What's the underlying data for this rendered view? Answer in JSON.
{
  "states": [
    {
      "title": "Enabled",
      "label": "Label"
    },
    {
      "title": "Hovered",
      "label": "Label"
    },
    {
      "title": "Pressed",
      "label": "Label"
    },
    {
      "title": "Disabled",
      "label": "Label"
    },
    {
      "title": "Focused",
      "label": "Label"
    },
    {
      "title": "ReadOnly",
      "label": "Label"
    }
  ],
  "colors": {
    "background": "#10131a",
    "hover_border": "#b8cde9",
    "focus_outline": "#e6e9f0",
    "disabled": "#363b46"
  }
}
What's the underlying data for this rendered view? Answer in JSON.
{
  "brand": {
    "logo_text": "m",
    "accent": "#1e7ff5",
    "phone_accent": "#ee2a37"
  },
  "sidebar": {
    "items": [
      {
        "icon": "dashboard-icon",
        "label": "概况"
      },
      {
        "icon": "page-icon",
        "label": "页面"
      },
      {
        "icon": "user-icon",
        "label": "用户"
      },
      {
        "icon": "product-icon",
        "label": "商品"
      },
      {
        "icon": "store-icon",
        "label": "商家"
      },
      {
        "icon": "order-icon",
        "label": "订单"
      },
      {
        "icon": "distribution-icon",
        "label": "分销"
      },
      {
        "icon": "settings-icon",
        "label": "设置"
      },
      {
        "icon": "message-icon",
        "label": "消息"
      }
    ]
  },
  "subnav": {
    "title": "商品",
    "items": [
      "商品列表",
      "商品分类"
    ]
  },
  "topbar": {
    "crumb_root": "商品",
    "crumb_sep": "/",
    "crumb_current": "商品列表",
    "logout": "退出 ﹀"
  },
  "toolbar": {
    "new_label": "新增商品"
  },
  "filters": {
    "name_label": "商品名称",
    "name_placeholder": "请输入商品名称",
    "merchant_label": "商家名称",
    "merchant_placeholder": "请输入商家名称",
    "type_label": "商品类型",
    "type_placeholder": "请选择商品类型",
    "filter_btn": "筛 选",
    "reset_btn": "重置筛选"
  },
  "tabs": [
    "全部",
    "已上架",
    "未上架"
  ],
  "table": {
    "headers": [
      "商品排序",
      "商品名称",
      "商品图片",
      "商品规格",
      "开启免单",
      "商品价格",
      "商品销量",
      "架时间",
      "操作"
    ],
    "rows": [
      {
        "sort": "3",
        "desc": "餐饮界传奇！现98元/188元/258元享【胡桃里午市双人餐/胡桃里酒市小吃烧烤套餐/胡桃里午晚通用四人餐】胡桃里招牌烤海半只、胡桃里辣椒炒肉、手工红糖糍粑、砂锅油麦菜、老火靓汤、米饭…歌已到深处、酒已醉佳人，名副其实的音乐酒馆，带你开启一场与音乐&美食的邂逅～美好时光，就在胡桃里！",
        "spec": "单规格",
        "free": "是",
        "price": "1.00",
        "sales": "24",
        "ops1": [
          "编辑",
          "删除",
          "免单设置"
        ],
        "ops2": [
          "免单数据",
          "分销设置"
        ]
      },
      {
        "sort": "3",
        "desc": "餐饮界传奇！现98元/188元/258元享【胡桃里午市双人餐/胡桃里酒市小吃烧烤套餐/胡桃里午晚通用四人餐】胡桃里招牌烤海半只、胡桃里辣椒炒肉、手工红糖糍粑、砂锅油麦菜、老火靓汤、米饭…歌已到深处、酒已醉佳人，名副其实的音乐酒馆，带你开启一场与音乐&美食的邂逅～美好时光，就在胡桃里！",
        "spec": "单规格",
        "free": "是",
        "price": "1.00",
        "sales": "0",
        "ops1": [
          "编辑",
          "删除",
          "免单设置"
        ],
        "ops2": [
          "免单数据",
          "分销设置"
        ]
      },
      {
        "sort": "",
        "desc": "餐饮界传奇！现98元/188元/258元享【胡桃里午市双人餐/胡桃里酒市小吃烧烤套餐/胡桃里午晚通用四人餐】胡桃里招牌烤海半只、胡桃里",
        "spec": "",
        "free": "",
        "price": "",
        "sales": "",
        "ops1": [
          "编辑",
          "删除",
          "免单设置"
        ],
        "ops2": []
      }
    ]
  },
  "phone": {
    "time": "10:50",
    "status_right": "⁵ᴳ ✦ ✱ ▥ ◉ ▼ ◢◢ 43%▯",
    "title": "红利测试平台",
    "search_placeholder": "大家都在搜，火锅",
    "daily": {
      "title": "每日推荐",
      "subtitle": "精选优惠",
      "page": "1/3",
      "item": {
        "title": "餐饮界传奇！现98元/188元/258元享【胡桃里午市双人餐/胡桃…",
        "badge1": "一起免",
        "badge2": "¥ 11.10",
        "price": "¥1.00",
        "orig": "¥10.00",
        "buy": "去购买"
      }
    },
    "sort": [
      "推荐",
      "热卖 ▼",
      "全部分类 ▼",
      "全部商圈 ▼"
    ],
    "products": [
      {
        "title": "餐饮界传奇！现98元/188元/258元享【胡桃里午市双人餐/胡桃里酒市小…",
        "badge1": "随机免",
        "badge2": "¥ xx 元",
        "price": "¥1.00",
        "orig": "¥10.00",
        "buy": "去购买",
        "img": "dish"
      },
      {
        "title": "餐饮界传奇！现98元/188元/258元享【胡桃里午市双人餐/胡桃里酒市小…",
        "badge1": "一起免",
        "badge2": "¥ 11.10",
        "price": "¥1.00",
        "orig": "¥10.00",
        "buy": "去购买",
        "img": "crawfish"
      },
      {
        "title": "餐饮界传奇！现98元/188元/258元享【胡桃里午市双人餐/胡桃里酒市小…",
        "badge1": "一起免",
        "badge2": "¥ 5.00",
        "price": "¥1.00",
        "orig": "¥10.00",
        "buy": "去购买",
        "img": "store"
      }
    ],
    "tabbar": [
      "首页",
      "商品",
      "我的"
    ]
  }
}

^^^^^^^^

• Exercise description
Using the exact wording, write out all of the records.

• The result
What's the underlying data for this rendered view? Answer in JSON.
{
  "states": [
    {
      "title": "Enabled",
      "label": "Label"
    },
    {
      "title": "Hovered",
      "label": "Label"
    },
    {
      "title": "Pressed",
      "label": "Label"
    },
    {
      "title": "Disabled",
      "label": "Label"
    },
    {
      "title": "Focused",
      "label": "Label"
    },
    {
      "title": "ReadOnly",
      "label": "Label"
    }
  ],
  "colors": {
    "background": "#10131a",
    "hover_border": "#b8cde9",
    "focus_outline": "#e6e9f0",
    "disabled": "#363b46"
  }
}
What's the underlying data for this rendered view? Answer in JSON.
{
  "brand": {
    "logo_text": "m",
    "accent": "#1e7ff5",
    "phone_accent": "#ee2a37"
  },
  "sidebar": {
    "items": [
      {
        "icon": "dashboard-icon",
        "label": "概况"
      },
      {
        "icon": "page-icon",
        "label": "页面"
      },
      {
        "icon": "user-icon",
        "label": "用户"
      },
      {
        "icon": "product-icon",
        "label": "商品"
      },
      {
        "icon": "store-icon",
        "label": "商家"
      },
      {
        "icon": "order-icon",
        "label": "订单"
      },
      {
        "icon": "distribution-icon",
        "label": "分销"
      },
      {
        "icon": "settings-icon",
        "label": "设置"
      },
      {
        "icon": "message-icon",
        "label": "消息"
      }
    ]
  },
  "subnav": {
    "title": "商品",
    "items": [
      "商品列表",
      "商品分类"
    ]
  },
  "topbar": {
    "crumb_root": "商品",
    "crumb_sep": "/",
    "crumb_current": "商品列表",
    "logout": "退出 ﹀"
  },
  "toolbar": {
    "new_label": "新增商品"
  },
  "filters": {
    "name_label": "商品名称",
    "name_placeholder": "请输入商品名称",
    "merchant_label": "商家名称",
    "merchant_placeholder": "请输入商家名称",
    "type_label": "商品类型",
    "type_placeholder": "请选择商品类型",
    "filter_btn": "筛 选",
    "reset_btn": "重置筛选"
  },
  "tabs": [
    "全部",
    "已上架",
    "未上架"
  ],
  "table": {
    "headers": [
      "商品排序",
      "商品名称",
      "商品图片",
      "商品规格",
      "开启免单",
      "商品价格",
      "商品销量",
      "架时间",
      "操作"
    ],
    "rows": [
      {
        "sort": "3",
        "desc": "餐饮界传奇！现98元/188元/258元享【胡桃里午市双人餐/胡桃里酒市小吃烧烤套餐/胡桃里午晚通用四人餐】胡桃里招牌烤海半只、胡桃里辣椒炒肉、手工红糖糍粑、砂锅油麦菜、老火靓汤、米饭…歌已到深处、酒已醉佳人，名副其实的音乐酒馆，带你开启一场与音乐&美食的邂逅～美好时光，就在胡桃里！",
        "spec": "单规格",
        "free": "是",
        "price": "1.00",
        "sales": "24",
        "ops1": [
          "编辑",
          "删除",
          "免单设置"
        ],
        "ops2": [
          "免单数据",
          "分销设置"
        ]
      },
      {
        "sort": "3",
        "desc": "餐饮界传奇！现98元/188元/258元享【胡桃里午市双人餐/胡桃里酒市小吃烧烤套餐/胡桃里午晚通用四人餐】胡桃里招牌烤海半只、胡桃里辣椒炒肉、手工红糖糍粑、砂锅油麦菜、老火靓汤、米饭…歌已到深处、酒已醉佳人，名副其实的音乐酒馆，带你开启一场与音乐&美食的邂逅～美好时光，就在胡桃里！",
        "spec": "单规格",
        "free": "是",
        "price": "1.00",
        "sales": "0",
        "ops1": [
          "编辑",
          "删除",
          "免单设置"
        ],
        "ops2": [
          "免单数据",
          "分销设置"
        ]
      },
      {
        "sort": "",
        "desc": "餐饮界传奇！现98元/188元/258元享【胡桃里午市双人餐/胡桃里酒市小吃烧烤套餐/胡桃里午晚通用四人餐】胡桃里招牌烤海半只、胡桃里",
        "spec": "",
        "free": "",
        "price": "",
        "sales": "",
        "ops1": [
          "编辑",
          "删除",
          "免单设置"
        ],
        "ops2": []
      }
    ]
  },
  "phone": {
    "time": "10:50",
    "status_right": "⁵ᴳ ✦ ✱ ▥ ◉ ▼ ◢◢ 43%▯",
    "title": "红利测试平台",
    "search_placeholder": "大家都在搜，火锅",
    "daily": {
      "title": "每日推荐",
      "subtitle": "精选优惠",
      "page": "1/3",
      "item": {
        "title": "餐饮界传奇！现98元/188元/258元享【胡桃里午市双人餐/胡桃…",
        "badge1": "一起免",
        "badge2": "¥ 11.10",
        "price": "¥1.00",
        "orig": "¥10.00",
        "buy": "去购买"
      }
    },
    "sort": [
      "推荐",
      "热卖 ▼",
      "全部分类 ▼",
      "全部商圈 ▼"
    ],
    "products": [
      {
        "title": "餐饮界传奇！现98元/188元/258元享【胡桃里午市双人餐/胡桃里酒市小…",
        "badge1": "随机免",
        "badge2": "¥ xx 元",
        "price": "¥1.00",
        "orig": "¥10.00",
        "buy": "去购买",
        "img": "dish"
      },
      {
        "title": "餐饮界传奇！现98元/188元/258元享【胡桃里午市双人餐/胡桃里酒市小…",
        "badge1": "一起免",
        "badge2": "¥ 11.10",
        "price": "¥1.00",
        "orig": "¥10.00",
        "buy": "去购买",
        "img": "crawfish"
      },
      {
        "title": "餐饮界传奇！现98元/188元/258元享【胡桃里午市双人餐/胡桃里酒市小…",
        "badge1": "一起免",
        "badge2": "¥ 5.00",
        "price": "¥1.00",
        "orig": "¥10.00",
        "buy": "去购买",
        "img": "store"
      }
    ],
    "tabbar": [
      "首页",
      "商品",
      "我的"
    ]
  }
}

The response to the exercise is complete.